__USING THE INFORMATION__:
• A. On the sampling distributions page, how many different 2-student samples can be drawn from the population?
• B. Give a two-sentence summary of the sampling distributions page.

Sampling Distributions#

Central Limit Theorem#

The Central Limit Theorem is one of the most important theorems in statistics. The Central Limit Theorem is what allows us to use the Normal Distribution to make inferences about the population

TODO

Motivation#

Consider a pop-quiz made up of two questions administered to a population of a 100 students. Suppose you conducted a census of how many questions each student got right on the pop-quiz. In other words, suppose you knew the probability distribution for the population was given by,

x

p(x)

0

0.20

1

0.30

2

0.50

It is important to keep in mind the meaning of this table. The right hand column represents the probability of selecting an individual with the left hand column number of answers correct. In other words, the probability a single randomly selected individual from the population got 0 answers correct is 0.20, or 20%. Similarly, the probability a single randomly selected individual from the population got 1 answer correct is 0.40, or 40%. Finally, the probability a single randomly selected individual from the population got both answers correct is again 0.50, or 50%. A graph of the density_function helps visualizes the situation,

(Source code, png, hires.png, pdf)

../../_images/population_histogram.png

Since we are assuming we know the population distribution, we can see how sampling the population affects the value and distribution of the sample mean. This will provide insight into the more likely scenario of not knowing anything about the population and only having information about the sample. In other words, in what follows, the population distribution will be assumed to see what this implies about the sample mean. Then, the conclusions regarding the sample mean will be applied to scenarios where the population distribution is unknown.

Suppose a random sample of 2 students are drawn from this population with replacement. Recall “with replacement” means the same student may be observed more than once, since every student is put back into the population for subsequenct selections.

In drawing a sample of 2 students, an account must be taken of all possible ways this sample that might be drawn. Each student will have either gotten 2 answers correct, 1 answer correct or 0 answers correct. By the Generalized Counting Principle, the total number of possible 2 person samples that can be drawn from this population is,

3 \cdot 3 = 9

All possible samples Si are enumerated below in List Notation

S_1  = \{ 0, 0 \}

S_2 = \{ 0, 1 \}

S_3 = \{ 0, 2 \}

S_4 = \{ 1, 0 \}

S_5 = \{ 1, 1 \}

S_6 = \{ 1, 2 \}

S_7 = \{ 2, 0 \}

S_8 = \{ 2, 1 \}

S_9 = \{ 2, 2 \}

__DATASET EXTRACT__:
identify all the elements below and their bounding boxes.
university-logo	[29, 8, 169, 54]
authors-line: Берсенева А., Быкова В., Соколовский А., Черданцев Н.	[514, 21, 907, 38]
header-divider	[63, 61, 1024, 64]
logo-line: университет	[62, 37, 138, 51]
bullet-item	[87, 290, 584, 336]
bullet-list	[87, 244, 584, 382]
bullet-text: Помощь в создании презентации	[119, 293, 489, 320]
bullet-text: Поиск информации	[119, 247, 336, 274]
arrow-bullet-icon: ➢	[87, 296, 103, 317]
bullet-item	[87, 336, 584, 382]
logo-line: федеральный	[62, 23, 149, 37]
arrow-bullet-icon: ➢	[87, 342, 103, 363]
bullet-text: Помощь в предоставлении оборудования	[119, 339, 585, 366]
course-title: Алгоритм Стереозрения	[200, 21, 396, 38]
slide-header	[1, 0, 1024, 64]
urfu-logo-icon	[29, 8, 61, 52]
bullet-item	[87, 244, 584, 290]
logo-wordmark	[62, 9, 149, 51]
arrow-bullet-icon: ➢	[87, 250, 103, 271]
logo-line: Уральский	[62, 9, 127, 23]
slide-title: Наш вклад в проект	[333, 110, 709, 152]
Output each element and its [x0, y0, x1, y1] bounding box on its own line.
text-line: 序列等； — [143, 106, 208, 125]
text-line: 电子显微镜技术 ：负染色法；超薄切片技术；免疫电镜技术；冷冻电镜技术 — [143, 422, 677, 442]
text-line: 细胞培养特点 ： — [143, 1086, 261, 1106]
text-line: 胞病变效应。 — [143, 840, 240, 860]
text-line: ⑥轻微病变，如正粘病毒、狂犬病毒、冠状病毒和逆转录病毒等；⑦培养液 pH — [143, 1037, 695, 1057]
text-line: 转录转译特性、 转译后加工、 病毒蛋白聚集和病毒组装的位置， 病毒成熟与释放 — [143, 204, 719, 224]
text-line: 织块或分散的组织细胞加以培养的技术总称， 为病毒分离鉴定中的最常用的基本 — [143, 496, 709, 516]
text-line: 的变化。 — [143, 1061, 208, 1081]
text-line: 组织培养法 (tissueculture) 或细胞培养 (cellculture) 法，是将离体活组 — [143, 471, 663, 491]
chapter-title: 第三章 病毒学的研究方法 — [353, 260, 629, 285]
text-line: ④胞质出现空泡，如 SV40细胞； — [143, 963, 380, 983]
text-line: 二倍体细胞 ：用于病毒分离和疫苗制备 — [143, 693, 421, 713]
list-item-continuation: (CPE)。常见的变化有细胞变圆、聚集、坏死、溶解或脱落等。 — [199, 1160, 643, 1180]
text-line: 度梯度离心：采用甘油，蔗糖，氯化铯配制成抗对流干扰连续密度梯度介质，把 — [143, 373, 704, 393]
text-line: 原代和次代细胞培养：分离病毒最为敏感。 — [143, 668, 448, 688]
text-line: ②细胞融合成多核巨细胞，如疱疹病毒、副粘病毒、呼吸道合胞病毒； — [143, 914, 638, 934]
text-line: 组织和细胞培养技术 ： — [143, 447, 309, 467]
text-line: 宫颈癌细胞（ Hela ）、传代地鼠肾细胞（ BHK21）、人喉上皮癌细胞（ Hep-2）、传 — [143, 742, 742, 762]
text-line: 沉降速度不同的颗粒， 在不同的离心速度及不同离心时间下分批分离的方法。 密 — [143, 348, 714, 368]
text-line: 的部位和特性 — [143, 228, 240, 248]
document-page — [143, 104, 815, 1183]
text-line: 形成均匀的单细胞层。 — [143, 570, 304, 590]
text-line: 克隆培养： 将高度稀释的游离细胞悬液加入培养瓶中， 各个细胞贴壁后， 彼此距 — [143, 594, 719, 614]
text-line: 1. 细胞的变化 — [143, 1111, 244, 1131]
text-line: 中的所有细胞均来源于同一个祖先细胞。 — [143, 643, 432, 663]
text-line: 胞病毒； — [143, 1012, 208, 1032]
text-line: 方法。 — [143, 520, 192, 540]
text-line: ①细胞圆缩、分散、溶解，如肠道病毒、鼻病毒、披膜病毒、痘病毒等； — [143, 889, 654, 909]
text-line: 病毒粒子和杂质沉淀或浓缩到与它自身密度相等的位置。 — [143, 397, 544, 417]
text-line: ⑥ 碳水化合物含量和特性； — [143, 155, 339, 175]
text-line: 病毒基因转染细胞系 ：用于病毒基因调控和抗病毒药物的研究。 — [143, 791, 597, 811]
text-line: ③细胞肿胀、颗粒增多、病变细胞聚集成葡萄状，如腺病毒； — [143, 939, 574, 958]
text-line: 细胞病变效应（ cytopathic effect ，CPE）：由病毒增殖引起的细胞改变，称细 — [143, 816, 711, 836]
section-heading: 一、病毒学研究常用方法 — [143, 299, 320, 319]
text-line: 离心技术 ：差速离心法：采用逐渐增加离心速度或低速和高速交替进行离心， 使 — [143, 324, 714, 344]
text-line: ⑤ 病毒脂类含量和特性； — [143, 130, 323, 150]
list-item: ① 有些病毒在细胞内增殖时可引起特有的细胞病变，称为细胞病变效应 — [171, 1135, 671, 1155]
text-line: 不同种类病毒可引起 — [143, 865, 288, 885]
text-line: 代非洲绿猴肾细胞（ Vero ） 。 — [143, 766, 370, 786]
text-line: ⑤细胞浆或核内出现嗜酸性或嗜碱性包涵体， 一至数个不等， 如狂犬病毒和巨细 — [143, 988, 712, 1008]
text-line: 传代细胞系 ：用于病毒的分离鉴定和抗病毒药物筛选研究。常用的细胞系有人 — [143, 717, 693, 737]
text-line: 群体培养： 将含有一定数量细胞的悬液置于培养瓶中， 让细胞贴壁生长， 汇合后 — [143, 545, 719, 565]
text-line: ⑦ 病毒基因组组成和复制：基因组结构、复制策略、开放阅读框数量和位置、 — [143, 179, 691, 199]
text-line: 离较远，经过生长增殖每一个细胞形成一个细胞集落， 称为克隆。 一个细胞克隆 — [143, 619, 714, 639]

__TASK-BY-TASK ANSWERS__:
• A. Nine (3 · 3 = 9).

• B. The Central Limit Theorem is one of the most important theorems in statistics, because it allows the Normal Distribution to be used to make inferences about a population. To show how sampling affects the sample mean, the page uses a two-question pop-quiz given to 100 students whose score distribution is known, then lists all 9 possible samples of 2 students drawn with replacement.